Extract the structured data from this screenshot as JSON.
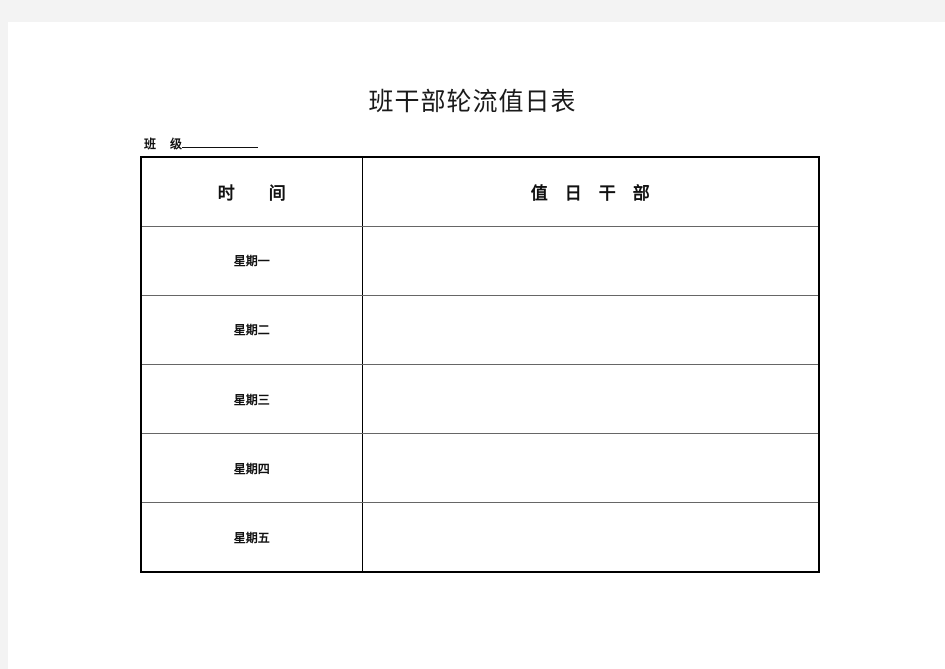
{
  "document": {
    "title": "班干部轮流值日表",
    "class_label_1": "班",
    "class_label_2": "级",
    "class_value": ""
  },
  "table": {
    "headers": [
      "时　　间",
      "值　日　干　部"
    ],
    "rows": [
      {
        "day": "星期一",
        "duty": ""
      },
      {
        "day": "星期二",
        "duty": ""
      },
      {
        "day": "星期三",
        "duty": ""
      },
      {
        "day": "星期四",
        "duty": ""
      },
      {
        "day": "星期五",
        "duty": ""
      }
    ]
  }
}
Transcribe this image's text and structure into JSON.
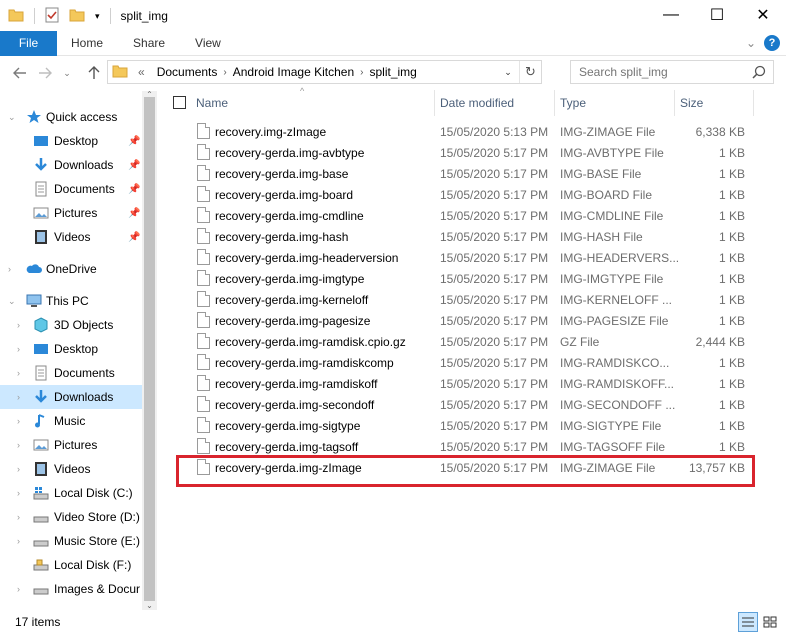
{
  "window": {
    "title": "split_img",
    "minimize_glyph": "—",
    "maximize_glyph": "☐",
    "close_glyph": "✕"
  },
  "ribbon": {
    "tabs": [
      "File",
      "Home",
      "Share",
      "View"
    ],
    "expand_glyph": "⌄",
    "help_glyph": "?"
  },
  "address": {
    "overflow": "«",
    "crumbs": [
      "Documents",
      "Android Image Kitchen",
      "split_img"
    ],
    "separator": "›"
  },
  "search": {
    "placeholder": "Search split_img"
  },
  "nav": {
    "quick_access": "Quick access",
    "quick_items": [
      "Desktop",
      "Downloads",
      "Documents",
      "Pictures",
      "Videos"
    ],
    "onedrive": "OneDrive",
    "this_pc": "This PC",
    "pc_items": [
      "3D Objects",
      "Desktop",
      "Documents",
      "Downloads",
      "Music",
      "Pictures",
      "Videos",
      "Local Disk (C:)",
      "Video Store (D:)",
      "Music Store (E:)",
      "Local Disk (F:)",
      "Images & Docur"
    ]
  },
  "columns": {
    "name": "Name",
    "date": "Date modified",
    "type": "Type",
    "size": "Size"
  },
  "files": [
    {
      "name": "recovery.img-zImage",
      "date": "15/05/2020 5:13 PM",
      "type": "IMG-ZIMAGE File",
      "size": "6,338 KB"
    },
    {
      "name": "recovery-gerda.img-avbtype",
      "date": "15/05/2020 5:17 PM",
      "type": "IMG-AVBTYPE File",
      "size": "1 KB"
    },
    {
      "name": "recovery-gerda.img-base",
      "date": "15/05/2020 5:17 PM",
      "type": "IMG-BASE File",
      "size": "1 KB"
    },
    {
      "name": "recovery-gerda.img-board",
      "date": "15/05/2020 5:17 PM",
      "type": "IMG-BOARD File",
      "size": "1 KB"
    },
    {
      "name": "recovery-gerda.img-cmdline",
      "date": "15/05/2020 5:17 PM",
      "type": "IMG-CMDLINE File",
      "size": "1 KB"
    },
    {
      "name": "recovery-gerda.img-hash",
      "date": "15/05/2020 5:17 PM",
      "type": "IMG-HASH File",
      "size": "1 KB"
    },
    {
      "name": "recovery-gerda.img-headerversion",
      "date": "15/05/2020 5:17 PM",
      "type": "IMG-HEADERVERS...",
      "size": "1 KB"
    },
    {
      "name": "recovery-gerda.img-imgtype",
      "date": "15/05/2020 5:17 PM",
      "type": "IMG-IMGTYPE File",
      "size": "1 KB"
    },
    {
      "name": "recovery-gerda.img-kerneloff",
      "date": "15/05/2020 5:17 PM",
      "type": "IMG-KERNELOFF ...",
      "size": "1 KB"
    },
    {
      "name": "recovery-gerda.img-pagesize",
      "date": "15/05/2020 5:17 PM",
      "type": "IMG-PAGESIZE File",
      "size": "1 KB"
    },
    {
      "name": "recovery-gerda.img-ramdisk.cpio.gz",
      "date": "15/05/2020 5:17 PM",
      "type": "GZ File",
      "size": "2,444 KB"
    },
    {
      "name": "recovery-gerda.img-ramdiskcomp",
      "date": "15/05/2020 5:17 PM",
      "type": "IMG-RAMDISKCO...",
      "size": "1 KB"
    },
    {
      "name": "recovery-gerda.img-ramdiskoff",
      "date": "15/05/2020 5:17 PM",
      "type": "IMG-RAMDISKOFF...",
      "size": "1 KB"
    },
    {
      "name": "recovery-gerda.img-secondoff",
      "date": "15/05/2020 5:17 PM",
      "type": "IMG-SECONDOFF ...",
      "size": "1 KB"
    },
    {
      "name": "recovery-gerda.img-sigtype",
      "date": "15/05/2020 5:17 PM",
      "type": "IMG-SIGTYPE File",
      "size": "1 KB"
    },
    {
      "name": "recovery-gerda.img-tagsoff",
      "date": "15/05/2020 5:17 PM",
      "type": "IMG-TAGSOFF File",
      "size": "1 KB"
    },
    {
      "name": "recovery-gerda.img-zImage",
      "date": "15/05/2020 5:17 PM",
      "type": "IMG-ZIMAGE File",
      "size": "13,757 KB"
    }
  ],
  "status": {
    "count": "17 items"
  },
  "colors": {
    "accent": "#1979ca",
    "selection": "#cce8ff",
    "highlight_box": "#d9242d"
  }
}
::::::
§ **Goal**: Copy out all the data exactly; skip the pictures.

§ **Result of this exercise**:
Extract the structured data from this screenshot as JSON.
{
  "document": {
    "title": "班干部轮流值日表",
    "class_label_1": "班",
    "class_label_2": "级",
    "class_value": ""
  },
  "table": {
    "headers": [
      "时　　间",
      "值　日　干　部"
    ],
    "rows": [
      {
        "day": "星期一",
        "duty": ""
      },
      {
        "day": "星期二",
        "duty": ""
      },
      {
        "day": "星期三",
        "duty": ""
      },
      {
        "day": "星期四",
        "duty": ""
      },
      {
        "day": "星期五",
        "duty": ""
      }
    ]
  }
}
Transcribe this image's text and structure into JSON.
{
  "window": {
    "title": "split_img",
    "minimize_glyph": "—",
    "maximize_glyph": "☐",
    "close_glyph": "✕"
  },
  "ribbon": {
    "tabs": [
      "File",
      "Home",
      "Share",
      "View"
    ],
    "expand_glyph": "⌄",
    "help_glyph": "?"
  },
  "address": {
    "overflow": "«",
    "crumbs": [
      "Documents",
      "Android Image Kitchen",
      "split_img"
    ],
    "separator": "›"
  },
  "search": {
    "placeholder": "Search split_img"
  },
  "nav": {
    "quick_access": "Quick access",
    "quick_items": [
      "Desktop",
      "Downloads",
      "Documents",
      "Pictures",
      "Videos"
    ],
    "onedrive": "OneDrive",
    "this_pc": "This PC",
    "pc_items": [
      "3D Objects",
      "Desktop",
      "Documents",
      "Downloads",
      "Music",
      "Pictures",
      "Videos",
      "Local Disk (C:)",
      "Video Store (D:)",
      "Music Store (E:)",
      "Local Disk (F:)",
      "Images & Docur"
    ]
  },
  "columns": {
    "name": "Name",
    "date": "Date modified",
    "type": "Type",
    "size": "Size"
  },
  "files": [
    {
      "name": "recovery.img-zImage",
      "date": "15/05/2020 5:13 PM",
      "type": "IMG-ZIMAGE File",
      "size": "6,338 KB"
    },
    {
      "name": "recovery-gerda.img-avbtype",
      "date": "15/05/2020 5:17 PM",
      "type": "IMG-AVBTYPE File",
      "size": "1 KB"
    },
    {
      "name": "recovery-gerda.img-base",
      "date": "15/05/2020 5:17 PM",
      "type": "IMG-BASE File",
      "size": "1 KB"
    },
    {
      "name": "recovery-gerda.img-board",
      "date": "15/05/2020 5:17 PM",
      "type": "IMG-BOARD File",
      "size": "1 KB"
    },
    {
      "name": "recovery-gerda.img-cmdline",
      "date": "15/05/2020 5:17 PM",
      "type": "IMG-CMDLINE File",
      "size": "1 KB"
    },
    {
      "name": "recovery-gerda.img-hash",
      "date": "15/05/2020 5:17 PM",
      "type": "IMG-HASH File",
      "size": "1 KB"
    },
    {
      "name": "recovery-gerda.img-headerversion",
      "date": "15/05/2020 5:17 PM",
      "type": "IMG-HEADERVERS...",
      "size": "1 KB"
    },
    {
      "name": "recovery-gerda.img-imgtype",
      "date": "15/05/2020 5:17 PM",
      "type": "IMG-IMGTYPE File",
      "size": "1 KB"
    },
    {
      "name": "recovery-gerda.img-kerneloff",
      "date": "15/05/2020 5:17 PM",
      "type": "IMG-KERNELOFF ...",
      "size": "1 KB"
    },
    {
      "name": "recovery-gerda.img-pagesize",
      "date": "15/05/2020 5:17 PM",
      "type": "IMG-PAGESIZE File",
      "size": "1 KB"
    },
    {
      "name": "recovery-gerda.img-ramdisk.cpio.gz",
      "date": "15/05/2020 5:17 PM",
      "type": "GZ File",
      "size": "2,444 KB"
    },
    {
      "name": "recovery-gerda.img-ramdiskcomp",
      "date": "15/05/2020 5:17 PM",
      "type": "IMG-RAMDISKCO...",
      "size": "1 KB"
    },
    {
      "name": "recovery-gerda.img-ramdiskoff",
      "date": "15/05/2020 5:17 PM",
      "type": "IMG-RAMDISKOFF...",
      "size": "1 KB"
    },
    {
      "name": "recovery-gerda.img-secondoff",
      "date": "15/05/2020 5:17 PM",
      "type": "IMG-SECONDOFF ...",
      "size": "1 KB"
    },
    {
      "name": "recovery-gerda.img-sigtype",
      "date": "15/05/2020 5:17 PM",
      "type": "IMG-SIGTYPE File",
      "size": "1 KB"
    },
    {
      "name": "recovery-gerda.img-tagsoff",
      "date": "15/05/2020 5:17 PM",
      "type": "IMG-TAGSOFF File",
      "size": "1 KB"
    },
    {
      "name": "recovery-gerda.img-zImage",
      "date": "15/05/2020 5:17 PM",
      "type": "IMG-ZIMAGE File",
      "size": "13,757 KB"
    }
  ],
  "status": {
    "count": "17 items"
  },
  "colors": {
    "accent": "#1979ca",
    "selection": "#cce8ff",
    "highlight_box": "#d9242d"
  }
}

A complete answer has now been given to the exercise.